Import all required libraries
# This package is required for Accessing APIS (HTTP or HTTPS URLS from Web)
library(httr)
#This package exposes some additional functions to convert json/text to data frame
library(rlist)
#This package exposes some additional functions to convert json/text to data frame
library(jsonlite)
#This library is used to manipulate data
library(dplyr)
resp<-GET("https://reqres.in/api/users?pageid=2")
#.When we get the response from API we will use to very basic methods of httr.
http_type(resp) #. This method will tell us what is the type of response fetched from GET() call to the API.
## [1] "application/json"
http_error(resp) #. This method just verifies if the response is error free for processing
## [1] FALSE
Now as we can see the API is parameter based and it expects a query parameter. Initially, we added query parameter inside the URL. But now we will separately supply the query parameter in form of a list in query argument of GET method.
query<-list(page="2")
resp<-GET("https://reqres.in/api/users",query=query)
http_type(resp)
## [1] "application/json"
http_error(resp)
## [1] FALSE
# Shows raw data which is not structured and readable
jsonRespText<-content(resp,as="text")
jsonRespText
## [1] "{\"page\":2,\"per_page\":3,\"total\":12,\"total_pages\":4,\"data\":[{\"id\":4,\"first_name\":\"Eve\",\"last_name\":\"Holt\",\"avatar\":\"https://s3.amazonaws.com/uifaces/faces/twitter/marcoramires/128.jpg\"},{\"id\":5,\"first_name\":\"Charles\",\"last_name\":\"Morris\",\"avatar\":\"https://s3.amazonaws.com/uifaces/faces/twitter/stephenmoon/128.jpg\"},{\"id\":6,\"first_name\":\"Tracey\",\"last_name\":\"Ramos\",\"avatar\":\"https://s3.amazonaws.com/uifaces/faces/twitter/bigmancho/128.jpg\"}]}"

* **Stated task**: Summarize the R API tutorial in two sentences. The material after this point is separate from this text.

* **Dataset excerpt**:
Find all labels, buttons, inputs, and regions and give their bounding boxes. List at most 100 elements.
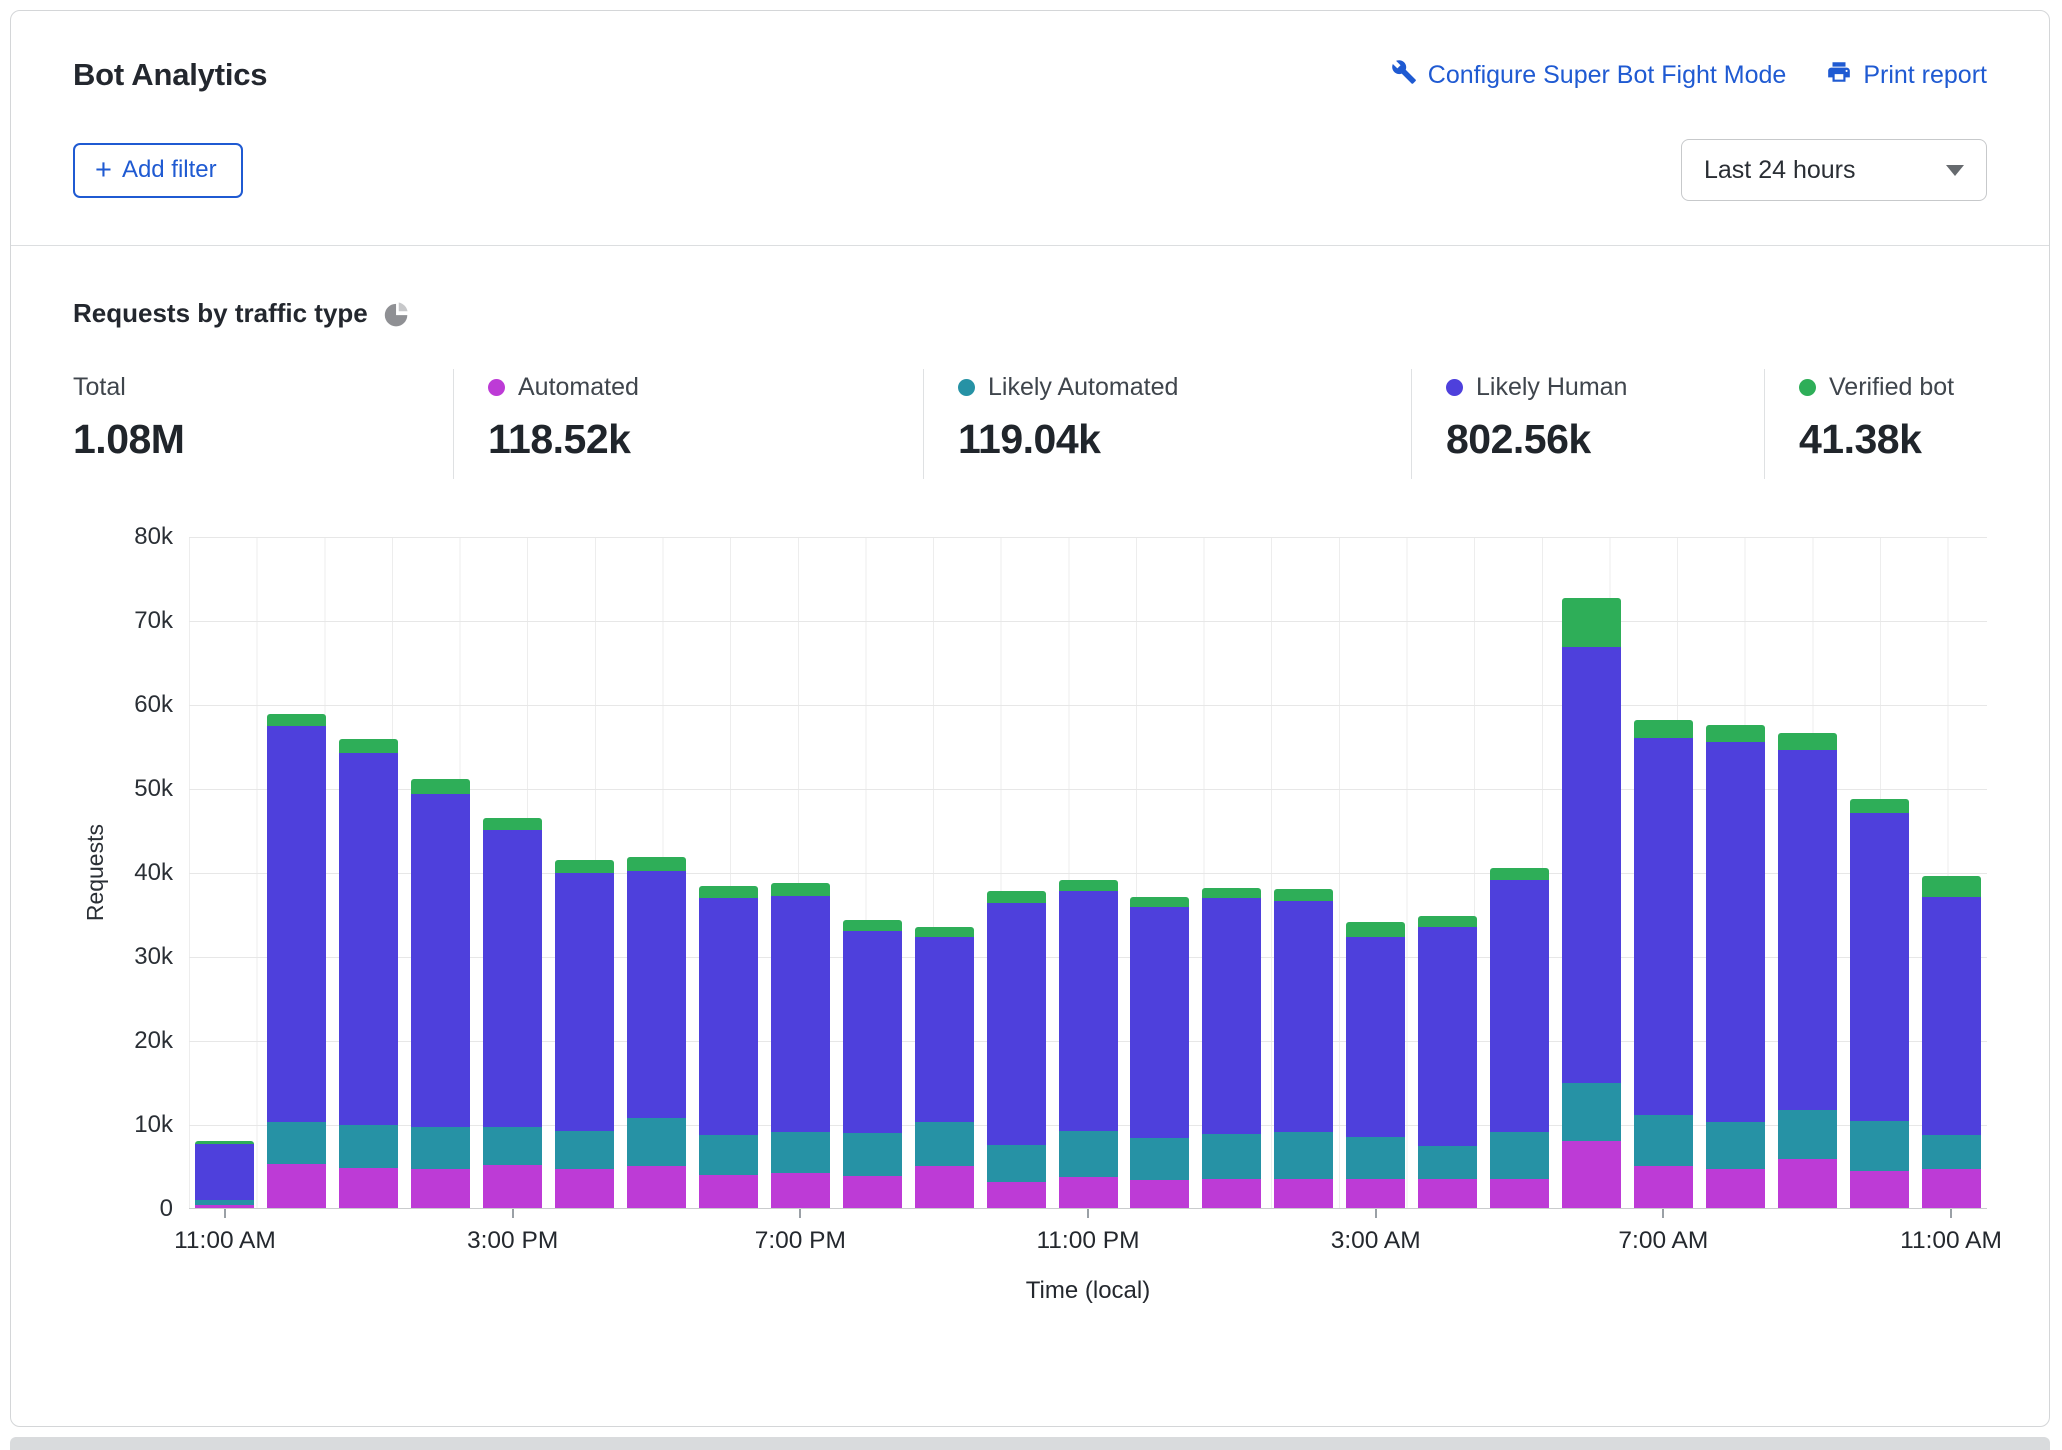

* **Reply to the task**: The tutorial loads the httr, rlist, jsonlite and dplyr packages, sends a GET request to the reqres.in users API, and confirms with http_type() that the response is JSON and with http_error() that it is error free. It then passes the page number as a list in the query argument of GET() instead of inside the URL, and uses content() with as="text" to display the raw JSON, which is not structured or readable.